AIM:
Go through the records underneath and write each one out again exactly.
══ WORKING DATA
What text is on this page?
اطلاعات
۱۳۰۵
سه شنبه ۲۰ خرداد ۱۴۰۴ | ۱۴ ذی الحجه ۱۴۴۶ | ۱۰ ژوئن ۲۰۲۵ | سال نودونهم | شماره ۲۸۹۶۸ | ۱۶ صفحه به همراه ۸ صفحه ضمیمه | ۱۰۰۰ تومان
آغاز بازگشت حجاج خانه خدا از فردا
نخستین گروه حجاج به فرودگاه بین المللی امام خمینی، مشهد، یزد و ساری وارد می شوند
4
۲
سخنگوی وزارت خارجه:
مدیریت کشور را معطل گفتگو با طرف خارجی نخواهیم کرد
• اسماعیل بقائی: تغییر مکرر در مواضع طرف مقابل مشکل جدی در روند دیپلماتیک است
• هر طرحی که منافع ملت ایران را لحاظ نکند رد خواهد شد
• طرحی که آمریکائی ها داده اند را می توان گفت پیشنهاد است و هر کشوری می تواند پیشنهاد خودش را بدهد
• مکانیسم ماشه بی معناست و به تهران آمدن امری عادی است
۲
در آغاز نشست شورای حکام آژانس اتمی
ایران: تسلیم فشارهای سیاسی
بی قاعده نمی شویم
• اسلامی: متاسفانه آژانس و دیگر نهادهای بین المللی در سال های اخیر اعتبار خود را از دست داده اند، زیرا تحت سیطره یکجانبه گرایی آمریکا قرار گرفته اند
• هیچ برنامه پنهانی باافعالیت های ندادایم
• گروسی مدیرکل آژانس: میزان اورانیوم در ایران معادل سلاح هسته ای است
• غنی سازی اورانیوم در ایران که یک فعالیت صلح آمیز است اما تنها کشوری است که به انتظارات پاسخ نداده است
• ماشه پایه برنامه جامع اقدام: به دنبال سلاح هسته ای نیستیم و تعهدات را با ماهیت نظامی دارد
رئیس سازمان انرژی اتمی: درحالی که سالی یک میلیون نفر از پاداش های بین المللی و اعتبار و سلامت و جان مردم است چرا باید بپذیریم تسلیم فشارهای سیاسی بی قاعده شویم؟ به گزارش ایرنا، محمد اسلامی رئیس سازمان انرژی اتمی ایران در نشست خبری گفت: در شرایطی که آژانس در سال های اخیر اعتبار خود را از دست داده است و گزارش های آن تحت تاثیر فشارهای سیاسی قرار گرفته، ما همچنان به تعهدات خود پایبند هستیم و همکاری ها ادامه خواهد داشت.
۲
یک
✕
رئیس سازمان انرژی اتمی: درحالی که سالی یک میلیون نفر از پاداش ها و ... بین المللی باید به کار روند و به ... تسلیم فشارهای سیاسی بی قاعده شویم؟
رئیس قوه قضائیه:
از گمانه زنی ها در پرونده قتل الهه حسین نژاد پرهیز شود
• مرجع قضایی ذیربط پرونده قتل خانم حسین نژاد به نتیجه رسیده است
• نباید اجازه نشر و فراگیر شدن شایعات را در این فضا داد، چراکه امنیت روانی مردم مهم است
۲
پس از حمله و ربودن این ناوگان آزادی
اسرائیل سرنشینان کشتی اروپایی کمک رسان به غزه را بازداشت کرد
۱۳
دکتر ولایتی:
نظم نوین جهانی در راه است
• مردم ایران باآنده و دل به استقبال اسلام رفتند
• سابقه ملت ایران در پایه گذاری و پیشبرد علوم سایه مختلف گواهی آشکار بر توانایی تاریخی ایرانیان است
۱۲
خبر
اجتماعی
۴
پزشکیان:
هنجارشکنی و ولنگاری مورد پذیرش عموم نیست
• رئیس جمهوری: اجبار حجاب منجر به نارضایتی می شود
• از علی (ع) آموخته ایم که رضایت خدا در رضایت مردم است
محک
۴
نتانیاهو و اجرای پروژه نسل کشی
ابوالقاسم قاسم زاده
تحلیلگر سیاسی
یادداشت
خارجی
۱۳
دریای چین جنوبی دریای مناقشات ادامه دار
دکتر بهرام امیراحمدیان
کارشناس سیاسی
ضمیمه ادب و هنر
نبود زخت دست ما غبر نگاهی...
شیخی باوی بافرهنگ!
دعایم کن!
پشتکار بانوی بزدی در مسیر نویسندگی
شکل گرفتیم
════
THE ANSWER:
What text is on this page?
اطلاعات
۱۳۰۵
سه شنبه ۲۰ خرداد ۱۴۰۴ | ۱۴ ذی الحجه ۱۴۴۶ | ۱۰ ژوئن ۲۰۲۵ | سال نودونهم | شماره ۲۸۹۶۸ | ۱۶ صفحه به همراه ۸ صفحه ضمیمه | ۱۰۰۰ تومان
آغاز بازگشت حجاج خانه خدا از فردا
نخستین گروه حجاج به فرودگاه بین المللی امام خمینی، مشهد، یزد و ساری وارد می شوند
4
۲
سخنگوی وزارت خارجه:
مدیریت کشور را معطل گفتگو با طرف خارجی نخواهیم کرد
• اسماعیل بقائی: تغییر مکرر در مواضع طرف مقابل مشکل جدی در روند دیپلماتیک است
• هر طرحی که منافع ملت ایران را لحاظ نکند رد خواهد شد
• طرحی که آمریکائی ها داده اند را می توان گفت پیشنهاد است و هر کشوری می تواند پیشنهاد خودش را بدهد
• مکانیسم ماشه بی معناست و به تهران آمدن امری عادی است
۲
در آغاز نشست شورای حکام آژانس اتمی
ایران: تسلیم فشارهای سیاسی
بی قاعده نمی شویم
• اسلامی: متاسفانه آژانس و دیگر نهادهای بین المللی در سال های اخیر اعتبار خود را از دست داده اند، زیرا تحت سیطره یکجانبه گرایی آمریکا قرار گرفته اند
• هیچ برنامه پنهانی باافعالیت های ندادایم
• گروسی مدیرکل آژانس: میزان اورانیوم در ایران معادل سلاح هسته ای است
• غنی سازی اورانیوم در ایران که یک فعالیت صلح آمیز است اما تنها کشوری است که به انتظارات پاسخ نداده است
• ماشه پایه برنامه جامع اقدام: به دنبال سلاح هسته ای نیستیم و تعهدات را با ماهیت نظامی دارد
رئیس سازمان انرژی اتمی: درحالی که سالی یک میلیون نفر از پاداش های بین المللی و اعتبار و سلامت و جان مردم است چرا باید بپذیریم تسلیم فشارهای سیاسی بی قاعده شویم؟ به گزارش ایرنا، محمد اسلامی رئیس سازمان انرژی اتمی ایران در نشست خبری گفت: در شرایطی که آژانس در سال های اخیر اعتبار خود را از دست داده است و گزارش های آن تحت تاثیر فشارهای سیاسی قرار گرفته، ما همچنان به تعهدات خود پایبند هستیم و همکاری ها ادامه خواهد داشت.
۲
یک
✕
رئیس سازمان انرژی اتمی: درحالی که سالی یک میلیون نفر از پاداش ها و ... بین المللی باید به کار روند و به ... تسلیم فشارهای سیاسی بی قاعده شویم؟
رئیس قوه قضائیه:
از گمانه زنی ها در پرونده قتل الهه حسین نژاد پرهیز شود
• مرجع قضایی ذیربط پرونده قتل خانم حسین نژاد به نتیجه رسیده است
• نباید اجازه نشر و فراگیر شدن شایعات را در این فضا داد، چراکه امنیت روانی مردم مهم است
۲
پس از حمله و ربودن این ناوگان آزادی
اسرائیل سرنشینان کشتی اروپایی کمک رسان به غزه را بازداشت کرد
۱۳
دکتر ولایتی:
نظم نوین جهانی در راه است
• مردم ایران باآنده و دل به استقبال اسلام رفتند
• سابقه ملت ایران در پایه گذاری و پیشبرد علوم سایه مختلف گواهی آشکار بر توانایی تاریخی ایرانیان است
۱۲
خبر
اجتماعی
۴
پزشکیان:
هنجارشکنی و ولنگاری مورد پذیرش عموم نیست
• رئیس جمهوری: اجبار حجاب منجر به نارضایتی می شود
• از علی (ع) آموخته ایم که رضایت خدا در رضایت مردم است
محک
۴
نتانیاهو و اجرای پروژه نسل کشی
ابوالقاسم قاسم زاده
تحلیلگر سیاسی
یادداشت
خارجی
۱۳
دریای چین جنوبی دریای مناقشات ادامه دار
دکتر بهرام امیراحمدیان
کارشناس سیاسی
ضمیمه ادب و هنر
نبود زخت دست ما غبر نگاهی...
شیخی باوی بافرهنگ!
دعایم کن!
پشتکار بانوی بزدی در مسیر نویسندگی
شکل گرفتیم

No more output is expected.